*AIM*: Please print all of the material below, word for word.

*SOURCE RECORDS*:
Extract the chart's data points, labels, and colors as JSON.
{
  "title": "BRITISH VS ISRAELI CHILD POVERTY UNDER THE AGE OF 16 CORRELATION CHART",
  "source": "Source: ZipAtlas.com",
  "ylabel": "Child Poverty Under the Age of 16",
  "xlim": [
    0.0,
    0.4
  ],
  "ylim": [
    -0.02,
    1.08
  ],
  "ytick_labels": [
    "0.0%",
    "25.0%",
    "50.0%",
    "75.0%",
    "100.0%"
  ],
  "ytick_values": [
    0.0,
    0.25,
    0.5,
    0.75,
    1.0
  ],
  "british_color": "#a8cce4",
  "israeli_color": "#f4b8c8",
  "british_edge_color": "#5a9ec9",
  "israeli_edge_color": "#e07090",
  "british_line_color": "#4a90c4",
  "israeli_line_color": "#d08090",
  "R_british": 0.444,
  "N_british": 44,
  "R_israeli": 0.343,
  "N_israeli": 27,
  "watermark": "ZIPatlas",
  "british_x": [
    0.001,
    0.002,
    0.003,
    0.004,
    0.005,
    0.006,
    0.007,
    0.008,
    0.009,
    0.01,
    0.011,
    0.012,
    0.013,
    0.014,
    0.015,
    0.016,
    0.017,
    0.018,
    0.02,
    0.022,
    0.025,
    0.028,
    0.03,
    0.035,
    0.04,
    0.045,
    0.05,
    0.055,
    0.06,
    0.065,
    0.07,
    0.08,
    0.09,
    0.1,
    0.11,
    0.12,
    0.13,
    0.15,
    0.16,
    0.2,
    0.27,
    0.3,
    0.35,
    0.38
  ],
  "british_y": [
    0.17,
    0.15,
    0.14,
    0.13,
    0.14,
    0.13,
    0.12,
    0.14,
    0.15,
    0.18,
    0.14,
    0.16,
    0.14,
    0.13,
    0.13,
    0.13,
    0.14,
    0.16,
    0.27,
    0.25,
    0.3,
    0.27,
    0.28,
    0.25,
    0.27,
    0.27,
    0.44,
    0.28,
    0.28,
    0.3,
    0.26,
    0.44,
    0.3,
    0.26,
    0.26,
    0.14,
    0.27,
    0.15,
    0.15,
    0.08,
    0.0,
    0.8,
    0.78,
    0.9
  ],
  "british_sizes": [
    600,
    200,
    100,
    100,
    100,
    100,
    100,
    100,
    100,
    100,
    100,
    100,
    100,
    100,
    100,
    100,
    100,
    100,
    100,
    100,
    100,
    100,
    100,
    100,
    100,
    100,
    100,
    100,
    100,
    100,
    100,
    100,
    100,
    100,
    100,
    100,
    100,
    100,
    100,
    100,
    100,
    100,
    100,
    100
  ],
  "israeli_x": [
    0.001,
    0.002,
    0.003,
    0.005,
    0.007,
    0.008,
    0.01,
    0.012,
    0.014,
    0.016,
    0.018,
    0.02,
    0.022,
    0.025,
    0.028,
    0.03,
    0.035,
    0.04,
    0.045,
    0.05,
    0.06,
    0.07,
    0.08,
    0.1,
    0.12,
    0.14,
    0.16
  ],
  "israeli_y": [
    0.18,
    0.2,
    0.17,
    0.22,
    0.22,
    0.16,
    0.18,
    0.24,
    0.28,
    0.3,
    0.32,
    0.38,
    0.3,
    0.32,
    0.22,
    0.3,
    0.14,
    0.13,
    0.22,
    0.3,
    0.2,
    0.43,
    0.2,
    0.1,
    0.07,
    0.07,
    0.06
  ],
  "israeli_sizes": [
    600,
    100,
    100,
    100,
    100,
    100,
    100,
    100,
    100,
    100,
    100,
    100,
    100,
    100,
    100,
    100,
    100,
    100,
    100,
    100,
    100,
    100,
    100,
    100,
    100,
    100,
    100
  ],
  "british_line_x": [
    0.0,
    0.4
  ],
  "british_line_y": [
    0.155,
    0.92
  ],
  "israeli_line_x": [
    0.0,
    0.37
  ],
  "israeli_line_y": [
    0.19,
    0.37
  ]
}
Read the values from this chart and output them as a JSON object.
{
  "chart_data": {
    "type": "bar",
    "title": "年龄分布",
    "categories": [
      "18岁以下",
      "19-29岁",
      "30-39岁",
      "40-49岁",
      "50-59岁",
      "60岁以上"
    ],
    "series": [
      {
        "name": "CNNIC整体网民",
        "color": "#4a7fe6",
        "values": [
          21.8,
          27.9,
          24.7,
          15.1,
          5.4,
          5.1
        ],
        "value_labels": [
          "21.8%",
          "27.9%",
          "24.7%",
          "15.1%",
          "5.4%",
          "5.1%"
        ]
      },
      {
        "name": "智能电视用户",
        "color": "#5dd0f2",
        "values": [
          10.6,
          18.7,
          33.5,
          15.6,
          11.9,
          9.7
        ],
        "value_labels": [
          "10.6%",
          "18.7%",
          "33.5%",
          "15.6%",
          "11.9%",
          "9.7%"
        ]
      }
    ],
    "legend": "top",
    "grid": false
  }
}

*RESPONSE TO THE EXERCISE*:
Extract the chart's data points, labels, and colors as JSON.
{
  "title": "BRITISH VS ISRAELI CHILD POVERTY UNDER THE AGE OF 16 CORRELATION CHART",
  "source": "Source: ZipAtlas.com",
  "ylabel": "Child Poverty Under the Age of 16",
  "xlim": [
    0.0,
    0.4
  ],
  "ylim": [
    -0.02,
    1.08
  ],
  "ytick_labels": [
    "0.0%",
    "25.0%",
    "50.0%",
    "75.0%",
    "100.0%"
  ],
  "ytick_values": [
    0.0,
    0.25,
    0.5,
    0.75,
    1.0
  ],
  "british_color": "#a8cce4",
  "israeli_color": "#f4b8c8",
  "british_edge_color": "#5a9ec9",
  "israeli_edge_color": "#e07090",
  "british_line_color": "#4a90c4",
  "israeli_line_color": "#d08090",
  "R_british": 0.444,
  "N_british": 44,
  "R_israeli": 0.343,
  "N_israeli": 27,
  "watermark": "ZIPatlas",
  "british_x": [
    0.001,
    0.002,
    0.003,
    0.004,
    0.005,
    0.006,
    0.007,
    0.008,
    0.009,
    0.01,
    0.011,
    0.012,
    0.013,
    0.014,
    0.015,
    0.016,
    0.017,
    0.018,
    0.02,
    0.022,
    0.025,
    0.028,
    0.03,
    0.035,
    0.04,
    0.045,
    0.05,
    0.055,
    0.06,
    0.065,
    0.07,
    0.08,
    0.09,
    0.1,
    0.11,
    0.12,
    0.13,
    0.15,
    0.16,
    0.2,
    0.27,
    0.3,
    0.35,
    0.38
  ],
  "british_y": [
    0.17,
    0.15,
    0.14,
    0.13,
    0.14,
    0.13,
    0.12,
    0.14,
    0.15,
    0.18,
    0.14,
    0.16,
    0.14,
    0.13,
    0.13,
    0.13,
    0.14,
    0.16,
    0.27,
    0.25,
    0.3,
    0.27,
    0.28,
    0.25,
    0.27,
    0.27,
    0.44,
    0.28,
    0.28,
    0.3,
    0.26,
    0.44,
    0.3,
    0.26,
    0.26,
    0.14,
    0.27,
    0.15,
    0.15,
    0.08,
    0.0,
    0.8,
    0.78,
    0.9
  ],
  "british_sizes": [
    600,
    200,
    100,
    100,
    100,
    100,
    100,
    100,
    100,
    100,
    100,
    100,
    100,
    100,
    100,
    100,
    100,
    100,
    100,
    100,
    100,
    100,
    100,
    100,
    100,
    100,
    100,
    100,
    100,
    100,
    100,
    100,
    100,
    100,
    100,
    100,
    100,
    100,
    100,
    100,
    100,
    100,
    100,
    100
  ],
  "israeli_x": [
    0.001,
    0.002,
    0.003,
    0.005,
    0.007,
    0.008,
    0.01,
    0.012,
    0.014,
    0.016,
    0.018,
    0.02,
    0.022,
    0.025,
    0.028,
    0.03,
    0.035,
    0.04,
    0.045,
    0.05,
    0.06,
    0.07,
    0.08,
    0.1,
    0.12,
    0.14,
    0.16
  ],
  "israeli_y": [
    0.18,
    0.2,
    0.17,
    0.22,
    0.22,
    0.16,
    0.18,
    0.24,
    0.28,
    0.3,
    0.32,
    0.38,
    0.3,
    0.32,
    0.22,
    0.3,
    0.14,
    0.13,
    0.22,
    0.3,
    0.2,
    0.43,
    0.2,
    0.1,
    0.07,
    0.07,
    0.06
  ],
  "israeli_sizes": [
    600,
    100,
    100,
    100,
    100,
    100,
    100,
    100,
    100,
    100,
    100,
    100,
    100,
    100,
    100,
    100,
    100,
    100,
    100,
    100,
    100,
    100,
    100,
    100,
    100,
    100,
    100
  ],
  "british_line_x": [
    0.0,
    0.4
  ],
  "british_line_y": [
    0.155,
    0.92
  ],
  "israeli_line_x": [
    0.0,
    0.37
  ],
  "israeli_line_y": [
    0.19,
    0.37
  ]
}
Read the values from this chart and output them as a JSON object.
{
  "chart_data": {
    "type": "bar",
    "title": "年龄分布",
    "categories": [
      "18岁以下",
      "19-29岁",
      "30-39岁",
      "40-49岁",
      "50-59岁",
      "60岁以上"
    ],
    "series": [
      {
        "name": "CNNIC整体网民",
        "color": "#4a7fe6",
        "values": [
          21.8,
          27.9,
          24.7,
          15.1,
          5.4,
          5.1
        ],
        "value_labels": [
          "21.8%",
          "27.9%",
          "24.7%",
          "15.1%",
          "5.4%",
          "5.1%"
        ]
      },
      {
        "name": "智能电视用户",
        "color": "#5dd0f2",
        "values": [
          10.6,
          18.7,
          33.5,
          15.6,
          11.9,
          9.7
        ],
        "value_labels": [
          "10.6%",
          "18.7%",
          "33.5%",
          "15.6%",
          "11.9%",
          "9.7%"
        ]
      }
    ],
    "legend": "top",
    "grid": false
  }
}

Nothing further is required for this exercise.